* Begin *

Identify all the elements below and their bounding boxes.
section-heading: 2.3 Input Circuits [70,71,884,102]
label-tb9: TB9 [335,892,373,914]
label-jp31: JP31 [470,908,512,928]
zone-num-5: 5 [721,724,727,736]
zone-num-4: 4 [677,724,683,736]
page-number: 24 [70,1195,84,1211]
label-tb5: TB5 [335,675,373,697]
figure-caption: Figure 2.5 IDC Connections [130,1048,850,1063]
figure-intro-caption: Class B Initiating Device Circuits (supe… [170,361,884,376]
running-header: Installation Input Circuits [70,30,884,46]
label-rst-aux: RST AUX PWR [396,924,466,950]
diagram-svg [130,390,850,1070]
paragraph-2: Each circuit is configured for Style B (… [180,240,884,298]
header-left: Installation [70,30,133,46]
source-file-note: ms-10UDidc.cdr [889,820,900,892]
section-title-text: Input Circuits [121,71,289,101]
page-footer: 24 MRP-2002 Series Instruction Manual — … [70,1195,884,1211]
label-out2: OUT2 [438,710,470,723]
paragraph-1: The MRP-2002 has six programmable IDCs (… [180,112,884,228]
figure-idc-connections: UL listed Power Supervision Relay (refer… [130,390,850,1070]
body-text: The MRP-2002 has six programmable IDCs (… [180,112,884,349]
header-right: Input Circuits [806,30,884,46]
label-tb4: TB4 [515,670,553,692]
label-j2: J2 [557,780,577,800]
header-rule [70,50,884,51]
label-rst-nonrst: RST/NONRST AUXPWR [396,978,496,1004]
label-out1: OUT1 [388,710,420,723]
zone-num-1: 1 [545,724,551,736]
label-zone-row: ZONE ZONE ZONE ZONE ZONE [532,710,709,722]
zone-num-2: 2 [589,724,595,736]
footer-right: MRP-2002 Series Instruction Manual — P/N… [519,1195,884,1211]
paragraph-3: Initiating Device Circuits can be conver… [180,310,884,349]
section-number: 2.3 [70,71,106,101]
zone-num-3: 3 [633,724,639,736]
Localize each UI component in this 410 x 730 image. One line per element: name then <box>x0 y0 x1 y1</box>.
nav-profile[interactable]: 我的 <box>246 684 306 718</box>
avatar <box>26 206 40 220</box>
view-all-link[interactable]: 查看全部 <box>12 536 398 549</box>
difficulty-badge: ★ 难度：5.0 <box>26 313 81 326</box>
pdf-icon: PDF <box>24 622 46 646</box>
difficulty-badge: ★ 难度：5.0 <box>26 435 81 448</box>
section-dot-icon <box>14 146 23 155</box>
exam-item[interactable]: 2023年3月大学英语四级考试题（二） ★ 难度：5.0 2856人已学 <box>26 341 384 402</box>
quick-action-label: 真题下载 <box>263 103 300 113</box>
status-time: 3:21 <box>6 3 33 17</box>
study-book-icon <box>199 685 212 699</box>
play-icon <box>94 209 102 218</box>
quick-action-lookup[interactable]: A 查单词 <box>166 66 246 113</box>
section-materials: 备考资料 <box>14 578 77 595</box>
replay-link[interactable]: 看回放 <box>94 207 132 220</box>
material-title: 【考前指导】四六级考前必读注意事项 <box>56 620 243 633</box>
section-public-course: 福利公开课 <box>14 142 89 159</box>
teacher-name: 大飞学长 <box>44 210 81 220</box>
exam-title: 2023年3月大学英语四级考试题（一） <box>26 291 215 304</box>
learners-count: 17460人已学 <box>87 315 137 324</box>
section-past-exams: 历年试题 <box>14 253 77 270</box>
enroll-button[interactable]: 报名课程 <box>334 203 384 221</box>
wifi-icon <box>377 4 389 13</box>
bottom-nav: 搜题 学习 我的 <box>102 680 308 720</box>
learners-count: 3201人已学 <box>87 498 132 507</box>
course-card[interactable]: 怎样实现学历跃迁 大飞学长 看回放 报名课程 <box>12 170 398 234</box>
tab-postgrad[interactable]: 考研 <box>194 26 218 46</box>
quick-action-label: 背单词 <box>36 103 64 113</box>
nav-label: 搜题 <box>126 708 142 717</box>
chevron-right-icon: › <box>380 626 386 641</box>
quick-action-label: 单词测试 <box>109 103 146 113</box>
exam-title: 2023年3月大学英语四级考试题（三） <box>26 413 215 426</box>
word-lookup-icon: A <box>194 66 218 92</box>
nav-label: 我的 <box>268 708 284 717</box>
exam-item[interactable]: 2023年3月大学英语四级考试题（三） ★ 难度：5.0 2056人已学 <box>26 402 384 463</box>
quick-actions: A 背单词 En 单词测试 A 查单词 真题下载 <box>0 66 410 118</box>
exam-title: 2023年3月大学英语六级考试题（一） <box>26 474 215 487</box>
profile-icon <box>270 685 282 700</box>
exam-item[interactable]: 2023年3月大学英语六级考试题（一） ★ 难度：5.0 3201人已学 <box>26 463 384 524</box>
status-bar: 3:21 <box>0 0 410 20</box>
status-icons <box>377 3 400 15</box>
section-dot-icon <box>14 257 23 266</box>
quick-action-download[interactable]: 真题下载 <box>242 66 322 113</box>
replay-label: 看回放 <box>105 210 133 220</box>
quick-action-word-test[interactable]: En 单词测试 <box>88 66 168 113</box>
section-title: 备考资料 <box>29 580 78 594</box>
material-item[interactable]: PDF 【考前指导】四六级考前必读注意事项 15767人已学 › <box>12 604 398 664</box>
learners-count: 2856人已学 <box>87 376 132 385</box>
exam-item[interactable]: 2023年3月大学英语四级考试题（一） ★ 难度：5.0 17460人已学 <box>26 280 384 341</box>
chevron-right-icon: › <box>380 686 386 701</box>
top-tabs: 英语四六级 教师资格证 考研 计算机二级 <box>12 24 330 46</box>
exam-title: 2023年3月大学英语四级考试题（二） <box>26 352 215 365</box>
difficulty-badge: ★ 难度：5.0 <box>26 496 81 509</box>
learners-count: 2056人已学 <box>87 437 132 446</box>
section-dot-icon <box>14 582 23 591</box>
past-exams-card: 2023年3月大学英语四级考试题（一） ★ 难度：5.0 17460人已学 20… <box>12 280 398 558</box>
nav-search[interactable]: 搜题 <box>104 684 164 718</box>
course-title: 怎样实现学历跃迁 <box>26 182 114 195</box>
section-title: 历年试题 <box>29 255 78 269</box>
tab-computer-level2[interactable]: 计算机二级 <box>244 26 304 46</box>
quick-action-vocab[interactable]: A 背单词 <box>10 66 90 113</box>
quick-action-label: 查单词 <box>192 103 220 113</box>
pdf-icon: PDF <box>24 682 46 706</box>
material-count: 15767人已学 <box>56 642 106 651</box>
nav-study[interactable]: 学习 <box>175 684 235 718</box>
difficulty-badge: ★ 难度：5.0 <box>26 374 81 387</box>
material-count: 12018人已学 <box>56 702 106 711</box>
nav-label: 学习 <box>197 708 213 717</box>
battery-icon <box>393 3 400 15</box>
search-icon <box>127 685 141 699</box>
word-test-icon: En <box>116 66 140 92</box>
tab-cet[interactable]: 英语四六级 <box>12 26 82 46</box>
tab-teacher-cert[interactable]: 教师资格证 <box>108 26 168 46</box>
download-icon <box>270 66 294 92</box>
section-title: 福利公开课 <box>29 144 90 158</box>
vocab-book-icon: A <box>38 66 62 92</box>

* End *

EXERCISE PROMPT:
Reproduce the material above line for line, without changing anything.

COMPLETED TASK:
Identify all the elements below and their bounding boxes.
section-heading: 2.3 Input Circuits [70,71,884,102]
label-tb9: TB9 [335,892,373,914]
label-jp31: JP31 [470,908,512,928]
zone-num-5: 5 [721,724,727,736]
zone-num-4: 4 [677,724,683,736]
page-number: 24 [70,1195,84,1211]
label-tb5: TB5 [335,675,373,697]
figure-caption: Figure 2.5 IDC Connections [130,1048,850,1063]
figure-intro-caption: Class B Initiating Device Circuits (supe… [170,361,884,376]
running-header: Installation Input Circuits [70,30,884,46]
label-rst-aux: RST AUX PWR [396,924,466,950]
diagram-svg [130,390,850,1070]
paragraph-2: Each circuit is configured for Style B (… [180,240,884,298]
header-left: Installation [70,30,133,46]
source-file-note: ms-10UDidc.cdr [889,820,900,892]
section-title-text: Input Circuits [121,71,289,101]
page-footer: 24 MRP-2002 Series Instruction Manual — … [70,1195,884,1211]
label-out2: OUT2 [438,710,470,723]
paragraph-1: The MRP-2002 has six programmable IDCs (… [180,112,884,228]
figure-idc-connections: UL listed Power Supervision Relay (refer… [130,390,850,1070]
body-text: The MRP-2002 has six programmable IDCs (… [180,112,884,349]
header-right: Input Circuits [806,30,884,46]
label-tb4: TB4 [515,670,553,692]
label-j2: J2 [557,780,577,800]
header-rule [70,50,884,51]
label-rst-nonrst: RST/NONRST AUXPWR [396,978,496,1004]
label-out1: OUT1 [388,710,420,723]
zone-num-1: 1 [545,724,551,736]
label-zone-row: ZONE ZONE ZONE ZONE ZONE [532,710,709,722]
zone-num-2: 2 [589,724,595,736]
footer-right: MRP-2002 Series Instruction Manual — P/N… [519,1195,884,1211]
paragraph-3: Initiating Device Circuits can be conver… [180,310,884,349]
section-number: 2.3 [70,71,106,101]
zone-num-3: 3 [633,724,639,736]
Localize each UI component in this 410 x 730 image. One line per element: name then <box>x0 y0 x1 y1</box>.
nav-profile[interactable]: 我的 <box>246 684 306 718</box>
avatar <box>26 206 40 220</box>
view-all-link[interactable]: 查看全部 <box>12 536 398 549</box>
difficulty-badge: ★ 难度：5.0 <box>26 313 81 326</box>
pdf-icon: PDF <box>24 622 46 646</box>
difficulty-badge: ★ 难度：5.0 <box>26 435 81 448</box>
section-dot-icon <box>14 146 23 155</box>
exam-item[interactable]: 2023年3月大学英语四级考试题（二） ★ 难度：5.0 2856人已学 <box>26 341 384 402</box>
quick-action-label: 真题下载 <box>263 103 300 113</box>
status-time: 3:21 <box>6 3 33 17</box>
study-book-icon <box>199 685 212 699</box>
play-icon <box>94 209 102 218</box>
quick-action-lookup[interactable]: A 查单词 <box>166 66 246 113</box>
section-materials: 备考资料 <box>14 578 77 595</box>
replay-link[interactable]: 看回放 <box>94 207 132 220</box>
material-title: 【考前指导】四六级考前必读注意事项 <box>56 620 243 633</box>
section-public-course: 福利公开课 <box>14 142 89 159</box>
teacher-name: 大飞学长 <box>44 210 81 220</box>
exam-title: 2023年3月大学英语四级考试题（一） <box>26 291 215 304</box>
learners-count: 17460人已学 <box>87 315 137 324</box>
section-past-exams: 历年试题 <box>14 253 77 270</box>
enroll-button[interactable]: 报名课程 <box>334 203 384 221</box>
wifi-icon <box>377 4 389 13</box>
bottom-nav: 搜题 学习 我的 <box>102 680 308 720</box>
learners-count: 3201人已学 <box>87 498 132 507</box>
course-card[interactable]: 怎样实现学历跃迁 大飞学长 看回放 报名课程 <box>12 170 398 234</box>
tab-postgrad[interactable]: 考研 <box>194 26 218 46</box>
quick-action-label: 背单词 <box>36 103 64 113</box>
nav-label: 搜题 <box>126 708 142 717</box>
chevron-right-icon: › <box>380 626 386 641</box>
quick-action-label: 单词测试 <box>109 103 146 113</box>
exam-title: 2023年3月大学英语四级考试题（三） <box>26 413 215 426</box>
word-lookup-icon: A <box>194 66 218 92</box>
nav-label: 我的 <box>268 708 284 717</box>
exam-item[interactable]: 2023年3月大学英语四级考试题（三） ★ 难度：5.0 2056人已学 <box>26 402 384 463</box>
quick-actions: A 背单词 En 单词测试 A 查单词 真题下载 <box>0 66 410 118</box>
exam-title: 2023年3月大学英语六级考试题（一） <box>26 474 215 487</box>
profile-icon <box>270 685 282 700</box>
exam-item[interactable]: 2023年3月大学英语六级考试题（一） ★ 难度：5.0 3201人已学 <box>26 463 384 524</box>
status-bar: 3:21 <box>0 0 410 20</box>
status-icons <box>377 3 400 15</box>
section-dot-icon <box>14 257 23 266</box>
quick-action-download[interactable]: 真题下载 <box>242 66 322 113</box>
replay-label: 看回放 <box>105 210 133 220</box>
quick-action-word-test[interactable]: En 单词测试 <box>88 66 168 113</box>
section-title: 备考资料 <box>29 580 78 594</box>
material-item[interactable]: PDF 【考前指导】四六级考前必读注意事项 15767人已学 › <box>12 604 398 664</box>
learners-count: 2856人已学 <box>87 376 132 385</box>
exam-item[interactable]: 2023年3月大学英语四级考试题（一） ★ 难度：5.0 17460人已学 <box>26 280 384 341</box>
chevron-right-icon: › <box>380 686 386 701</box>
top-tabs: 英语四六级 教师资格证 考研 计算机二级 <box>12 24 330 46</box>
exam-title: 2023年3月大学英语四级考试题（二） <box>26 352 215 365</box>
difficulty-badge: ★ 难度：5.0 <box>26 496 81 509</box>
learners-count: 2056人已学 <box>87 437 132 446</box>
section-dot-icon <box>14 582 23 591</box>
past-exams-card: 2023年3月大学英语四级考试题（一） ★ 难度：5.0 17460人已学 20… <box>12 280 398 558</box>
nav-search[interactable]: 搜题 <box>104 684 164 718</box>
course-title: 怎样实现学历跃迁 <box>26 182 114 195</box>
section-title: 历年试题 <box>29 255 78 269</box>
tab-computer-level2[interactable]: 计算机二级 <box>244 26 304 46</box>
quick-action-vocab[interactable]: A 背单词 <box>10 66 90 113</box>
quick-action-label: 查单词 <box>192 103 220 113</box>
pdf-icon: PDF <box>24 682 46 706</box>
material-count: 15767人已学 <box>56 642 106 651</box>
nav-study[interactable]: 学习 <box>175 684 235 718</box>
difficulty-badge: ★ 难度：5.0 <box>26 374 81 387</box>
material-count: 12018人已学 <box>56 702 106 711</box>
nav-label: 学习 <box>197 708 213 717</box>
battery-icon <box>393 3 400 15</box>
search-icon <box>127 685 141 699</box>
word-test-icon: En <box>116 66 140 92</box>
tab-cet[interactable]: 英语四六级 <box>12 26 82 46</box>
tab-teacher-cert[interactable]: 教师资格证 <box>108 26 168 46</box>
download-icon <box>270 66 294 92</box>
section-title: 福利公开课 <box>29 144 90 158</box>
vocab-book-icon: A <box>38 66 62 92</box>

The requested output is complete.